#### WHAT YOU WILL DO
Sort through the data and copy the lines holding the word "color".

[Dataset records on visual material]
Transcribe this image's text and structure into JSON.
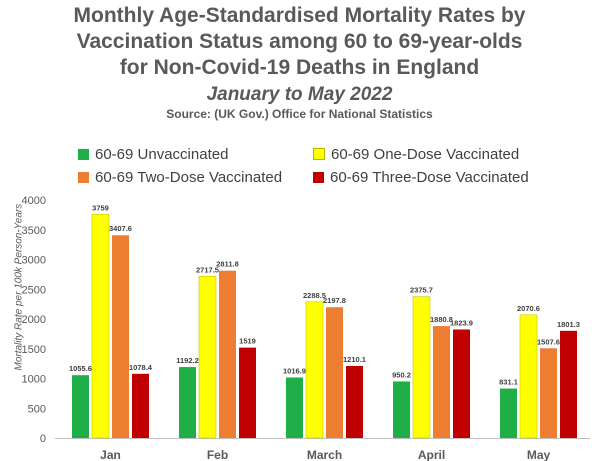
{
  "chart_data": {
    "type": "bar",
    "title_lines": [
      "Monthly Age-Standardised Mortality Rates by",
      "Vaccination Status among 60 to 69-year-olds",
      "for Non-Covid-19 Deaths in England"
    ],
    "subtitle": "January to May 2022",
    "source": "Source: (UK Gov.) Office for National Statistics",
    "ylabel": "Mortality Rate per 100k Person-Years",
    "xlabel": "",
    "ylim": [
      0,
      4000
    ],
    "yticks": [
      "0",
      "500",
      "1000",
      "1500",
      "2000",
      "2500",
      "3000",
      "3500",
      "4000"
    ],
    "categories": [
      "Jan",
      "Feb",
      "March",
      "April",
      "May"
    ],
    "series": [
      {
        "name": "60-69 Unvaccinated",
        "color": "#1fae48",
        "values": [
          1055.6,
          1192.2,
          1016.9,
          950.2,
          831.1
        ],
        "labels": [
          "1055.6",
          "1192.2",
          "1016.9",
          "950.2",
          "831.1"
        ]
      },
      {
        "name": "60-69 One-Dose Vaccinated",
        "color": "#ffff00",
        "values": [
          3759,
          2717.5,
          2288.5,
          2375.7,
          2070.6
        ],
        "labels": [
          "3759",
          "2717.5",
          "2288.5",
          "2375.7",
          "2070.6"
        ]
      },
      {
        "name": "60-69 Two-Dose Vaccinated",
        "color": "#ed7d31",
        "values": [
          3407.6,
          2811.8,
          2197.8,
          1880.8,
          1507.6
        ],
        "labels": [
          "3407.6",
          "2811.8",
          "2197.8",
          "1880.8",
          "1507.6"
        ]
      },
      {
        "name": "60-69 Three-Dose Vaccinated",
        "color": "#c00000",
        "values": [
          1078.4,
          1519,
          1210.1,
          1823.9,
          1801.3
        ],
        "labels": [
          "1078.4",
          "1519",
          "1210.1",
          "1823.9",
          "1801.3"
        ]
      }
    ],
    "legend_position": "top",
    "grid": false
  }
}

#### THE REPLY
        "color": "#1fae48",
        "color": "#ffff00",
        "color": "#ed7d31",
        "color": "#c00000",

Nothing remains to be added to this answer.